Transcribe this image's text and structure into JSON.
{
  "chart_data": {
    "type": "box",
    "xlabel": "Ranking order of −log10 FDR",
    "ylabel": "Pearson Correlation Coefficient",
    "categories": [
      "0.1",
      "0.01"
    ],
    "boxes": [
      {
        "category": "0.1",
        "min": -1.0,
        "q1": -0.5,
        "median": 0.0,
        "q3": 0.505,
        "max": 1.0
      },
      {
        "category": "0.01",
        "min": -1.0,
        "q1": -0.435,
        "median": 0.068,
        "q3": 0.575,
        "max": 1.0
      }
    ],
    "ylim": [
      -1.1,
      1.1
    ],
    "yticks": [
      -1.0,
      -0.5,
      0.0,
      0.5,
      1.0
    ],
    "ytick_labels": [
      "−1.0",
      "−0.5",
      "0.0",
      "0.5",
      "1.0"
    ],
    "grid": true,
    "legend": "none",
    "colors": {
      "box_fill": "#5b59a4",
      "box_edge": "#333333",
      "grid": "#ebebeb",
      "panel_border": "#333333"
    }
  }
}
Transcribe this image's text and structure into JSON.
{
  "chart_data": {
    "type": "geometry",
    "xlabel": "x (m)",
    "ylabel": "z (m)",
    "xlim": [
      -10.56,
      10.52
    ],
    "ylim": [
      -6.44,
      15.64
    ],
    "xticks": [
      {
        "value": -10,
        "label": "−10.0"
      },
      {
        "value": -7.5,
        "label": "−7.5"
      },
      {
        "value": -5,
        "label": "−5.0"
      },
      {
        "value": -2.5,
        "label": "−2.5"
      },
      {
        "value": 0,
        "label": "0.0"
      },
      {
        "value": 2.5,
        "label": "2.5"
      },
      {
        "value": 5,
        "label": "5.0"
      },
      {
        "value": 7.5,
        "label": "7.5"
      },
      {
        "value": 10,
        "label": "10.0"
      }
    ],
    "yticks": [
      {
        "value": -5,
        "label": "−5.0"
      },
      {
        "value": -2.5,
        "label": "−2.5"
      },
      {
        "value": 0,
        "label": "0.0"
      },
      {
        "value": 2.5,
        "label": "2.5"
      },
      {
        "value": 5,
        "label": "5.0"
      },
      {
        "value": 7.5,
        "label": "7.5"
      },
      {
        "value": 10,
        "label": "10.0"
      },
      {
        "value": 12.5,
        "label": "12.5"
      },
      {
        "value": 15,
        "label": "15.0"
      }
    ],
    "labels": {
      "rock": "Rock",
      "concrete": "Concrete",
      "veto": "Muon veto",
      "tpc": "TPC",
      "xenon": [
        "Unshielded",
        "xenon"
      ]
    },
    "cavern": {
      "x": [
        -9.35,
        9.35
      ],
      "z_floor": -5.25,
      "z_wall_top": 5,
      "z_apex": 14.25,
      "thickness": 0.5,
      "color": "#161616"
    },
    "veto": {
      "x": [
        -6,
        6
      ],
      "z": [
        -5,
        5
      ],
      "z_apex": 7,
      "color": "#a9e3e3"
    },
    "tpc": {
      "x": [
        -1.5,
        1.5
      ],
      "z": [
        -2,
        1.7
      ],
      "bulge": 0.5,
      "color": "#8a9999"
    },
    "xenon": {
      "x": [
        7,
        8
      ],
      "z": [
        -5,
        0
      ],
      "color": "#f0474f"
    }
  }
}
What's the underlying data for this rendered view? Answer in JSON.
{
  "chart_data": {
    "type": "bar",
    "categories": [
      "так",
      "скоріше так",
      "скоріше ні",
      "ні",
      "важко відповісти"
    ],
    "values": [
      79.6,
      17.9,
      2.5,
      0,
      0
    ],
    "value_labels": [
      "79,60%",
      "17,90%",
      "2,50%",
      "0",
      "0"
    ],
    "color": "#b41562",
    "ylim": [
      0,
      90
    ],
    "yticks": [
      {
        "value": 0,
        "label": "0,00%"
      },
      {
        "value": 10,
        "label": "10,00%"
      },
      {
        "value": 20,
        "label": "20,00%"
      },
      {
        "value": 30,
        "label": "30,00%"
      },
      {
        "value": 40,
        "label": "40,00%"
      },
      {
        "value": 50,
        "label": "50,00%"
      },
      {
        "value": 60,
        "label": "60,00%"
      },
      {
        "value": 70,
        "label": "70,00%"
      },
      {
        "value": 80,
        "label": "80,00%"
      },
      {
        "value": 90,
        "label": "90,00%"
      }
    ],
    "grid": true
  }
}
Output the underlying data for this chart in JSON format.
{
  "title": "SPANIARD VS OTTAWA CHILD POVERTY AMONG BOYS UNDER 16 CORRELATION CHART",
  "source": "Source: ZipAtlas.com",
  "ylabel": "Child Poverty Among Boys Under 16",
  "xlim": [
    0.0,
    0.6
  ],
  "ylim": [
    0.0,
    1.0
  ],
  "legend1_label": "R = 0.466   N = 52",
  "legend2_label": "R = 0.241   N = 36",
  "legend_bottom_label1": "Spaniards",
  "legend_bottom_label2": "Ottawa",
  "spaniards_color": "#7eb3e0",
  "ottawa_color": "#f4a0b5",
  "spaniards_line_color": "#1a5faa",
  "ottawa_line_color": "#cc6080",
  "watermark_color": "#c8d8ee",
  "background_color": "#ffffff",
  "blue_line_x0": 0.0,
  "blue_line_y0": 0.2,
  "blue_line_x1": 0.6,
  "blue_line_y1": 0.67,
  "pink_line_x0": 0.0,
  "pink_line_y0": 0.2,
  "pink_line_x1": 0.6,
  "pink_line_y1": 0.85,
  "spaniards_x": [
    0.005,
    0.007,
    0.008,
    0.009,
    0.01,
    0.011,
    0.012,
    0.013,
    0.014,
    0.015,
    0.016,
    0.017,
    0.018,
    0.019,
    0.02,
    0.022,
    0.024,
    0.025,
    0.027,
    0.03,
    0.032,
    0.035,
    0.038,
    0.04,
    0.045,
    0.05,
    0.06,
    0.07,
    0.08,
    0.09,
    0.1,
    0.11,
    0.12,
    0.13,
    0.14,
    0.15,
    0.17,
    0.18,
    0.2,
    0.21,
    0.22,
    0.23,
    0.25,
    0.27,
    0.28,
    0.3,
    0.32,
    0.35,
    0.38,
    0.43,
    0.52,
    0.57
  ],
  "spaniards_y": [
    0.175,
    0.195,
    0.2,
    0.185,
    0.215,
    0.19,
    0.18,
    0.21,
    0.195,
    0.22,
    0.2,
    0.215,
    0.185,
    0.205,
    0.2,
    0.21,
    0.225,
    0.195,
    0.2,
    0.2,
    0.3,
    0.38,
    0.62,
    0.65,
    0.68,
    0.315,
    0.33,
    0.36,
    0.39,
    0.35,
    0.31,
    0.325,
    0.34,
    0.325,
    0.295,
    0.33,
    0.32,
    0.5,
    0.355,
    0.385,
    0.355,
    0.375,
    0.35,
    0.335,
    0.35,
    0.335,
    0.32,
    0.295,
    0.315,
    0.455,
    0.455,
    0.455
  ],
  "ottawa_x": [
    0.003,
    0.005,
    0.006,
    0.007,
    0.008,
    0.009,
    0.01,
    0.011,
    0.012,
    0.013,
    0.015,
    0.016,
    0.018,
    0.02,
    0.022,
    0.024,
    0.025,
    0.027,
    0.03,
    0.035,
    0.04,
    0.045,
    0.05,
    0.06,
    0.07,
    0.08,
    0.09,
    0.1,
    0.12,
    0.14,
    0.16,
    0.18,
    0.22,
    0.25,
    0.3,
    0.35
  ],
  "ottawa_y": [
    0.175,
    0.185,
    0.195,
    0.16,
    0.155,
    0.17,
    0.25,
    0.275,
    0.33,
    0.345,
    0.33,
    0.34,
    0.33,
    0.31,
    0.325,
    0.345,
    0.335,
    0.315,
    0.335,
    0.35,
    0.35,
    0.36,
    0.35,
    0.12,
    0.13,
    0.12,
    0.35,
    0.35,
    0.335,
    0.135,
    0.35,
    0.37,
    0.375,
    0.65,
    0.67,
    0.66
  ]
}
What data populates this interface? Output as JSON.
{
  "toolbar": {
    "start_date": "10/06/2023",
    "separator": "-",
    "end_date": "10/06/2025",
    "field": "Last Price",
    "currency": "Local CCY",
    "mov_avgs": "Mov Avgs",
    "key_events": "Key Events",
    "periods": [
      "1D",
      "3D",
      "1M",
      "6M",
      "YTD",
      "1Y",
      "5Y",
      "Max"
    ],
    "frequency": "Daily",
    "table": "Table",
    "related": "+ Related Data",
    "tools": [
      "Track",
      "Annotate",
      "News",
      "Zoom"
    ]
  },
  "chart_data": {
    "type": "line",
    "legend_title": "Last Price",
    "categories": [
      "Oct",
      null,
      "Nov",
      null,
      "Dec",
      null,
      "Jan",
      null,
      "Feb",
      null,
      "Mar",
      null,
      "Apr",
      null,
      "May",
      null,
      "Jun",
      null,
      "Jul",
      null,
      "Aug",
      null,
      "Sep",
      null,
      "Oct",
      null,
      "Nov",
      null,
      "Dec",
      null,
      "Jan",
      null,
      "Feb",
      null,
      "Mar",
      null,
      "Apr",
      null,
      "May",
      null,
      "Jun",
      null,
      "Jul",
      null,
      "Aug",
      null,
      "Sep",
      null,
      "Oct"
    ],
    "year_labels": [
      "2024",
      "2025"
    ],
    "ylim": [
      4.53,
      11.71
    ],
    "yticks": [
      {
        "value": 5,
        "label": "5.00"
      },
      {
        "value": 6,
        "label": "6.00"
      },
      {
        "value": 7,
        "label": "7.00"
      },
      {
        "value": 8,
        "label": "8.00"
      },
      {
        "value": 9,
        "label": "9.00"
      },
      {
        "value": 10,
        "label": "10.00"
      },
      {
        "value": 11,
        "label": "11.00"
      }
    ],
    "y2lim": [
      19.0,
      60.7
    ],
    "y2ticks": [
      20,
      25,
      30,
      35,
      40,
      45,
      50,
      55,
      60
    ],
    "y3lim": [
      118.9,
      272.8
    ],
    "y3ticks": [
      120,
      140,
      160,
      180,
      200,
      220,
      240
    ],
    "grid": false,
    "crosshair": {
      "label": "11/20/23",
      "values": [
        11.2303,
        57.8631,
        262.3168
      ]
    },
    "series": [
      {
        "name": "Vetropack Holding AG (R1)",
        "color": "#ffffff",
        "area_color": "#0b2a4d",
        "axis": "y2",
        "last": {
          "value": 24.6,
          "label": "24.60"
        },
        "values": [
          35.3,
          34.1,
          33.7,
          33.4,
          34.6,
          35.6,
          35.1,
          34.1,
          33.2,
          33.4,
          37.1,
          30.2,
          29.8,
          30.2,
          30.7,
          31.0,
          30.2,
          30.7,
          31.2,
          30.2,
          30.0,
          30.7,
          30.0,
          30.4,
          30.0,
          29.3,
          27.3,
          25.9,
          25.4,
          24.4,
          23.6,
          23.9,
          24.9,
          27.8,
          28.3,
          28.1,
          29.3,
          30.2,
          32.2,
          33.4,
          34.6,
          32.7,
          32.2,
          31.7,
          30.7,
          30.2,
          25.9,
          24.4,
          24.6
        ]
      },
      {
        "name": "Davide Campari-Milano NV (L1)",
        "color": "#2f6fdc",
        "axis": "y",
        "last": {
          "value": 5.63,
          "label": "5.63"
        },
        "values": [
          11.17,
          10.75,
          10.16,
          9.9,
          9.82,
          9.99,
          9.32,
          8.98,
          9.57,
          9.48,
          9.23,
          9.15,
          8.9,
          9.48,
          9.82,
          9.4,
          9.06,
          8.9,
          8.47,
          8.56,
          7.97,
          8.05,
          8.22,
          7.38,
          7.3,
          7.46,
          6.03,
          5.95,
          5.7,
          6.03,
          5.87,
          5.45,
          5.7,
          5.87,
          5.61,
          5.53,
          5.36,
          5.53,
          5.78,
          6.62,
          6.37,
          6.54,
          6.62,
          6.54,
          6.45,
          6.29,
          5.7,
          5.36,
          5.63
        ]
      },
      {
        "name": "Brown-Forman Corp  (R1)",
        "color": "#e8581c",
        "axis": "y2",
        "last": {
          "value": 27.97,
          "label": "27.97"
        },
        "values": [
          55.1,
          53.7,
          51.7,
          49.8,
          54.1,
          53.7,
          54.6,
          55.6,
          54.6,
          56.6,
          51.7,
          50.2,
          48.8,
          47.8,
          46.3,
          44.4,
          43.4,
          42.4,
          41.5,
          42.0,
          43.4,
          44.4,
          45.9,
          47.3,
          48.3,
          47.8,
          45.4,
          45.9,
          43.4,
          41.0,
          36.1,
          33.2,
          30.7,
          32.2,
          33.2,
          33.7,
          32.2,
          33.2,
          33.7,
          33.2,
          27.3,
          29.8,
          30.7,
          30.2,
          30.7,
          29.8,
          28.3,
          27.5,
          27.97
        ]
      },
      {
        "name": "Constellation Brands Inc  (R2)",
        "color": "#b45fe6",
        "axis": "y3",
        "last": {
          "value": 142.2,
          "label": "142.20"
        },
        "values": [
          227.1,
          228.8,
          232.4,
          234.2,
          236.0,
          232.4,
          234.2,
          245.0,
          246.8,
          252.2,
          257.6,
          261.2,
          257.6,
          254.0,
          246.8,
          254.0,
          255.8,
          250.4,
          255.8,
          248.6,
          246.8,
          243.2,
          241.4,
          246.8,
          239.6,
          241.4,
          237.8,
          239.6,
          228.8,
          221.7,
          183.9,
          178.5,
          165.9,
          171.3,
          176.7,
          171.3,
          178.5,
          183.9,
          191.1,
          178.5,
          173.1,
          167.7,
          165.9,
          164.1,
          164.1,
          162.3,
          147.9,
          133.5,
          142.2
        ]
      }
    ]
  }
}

***

- WHAT YOU ARE ASKED TO DO:
Tell how many lines of the material above hold "underlying", answering with a bare number.

- TASK RESPONSE:
2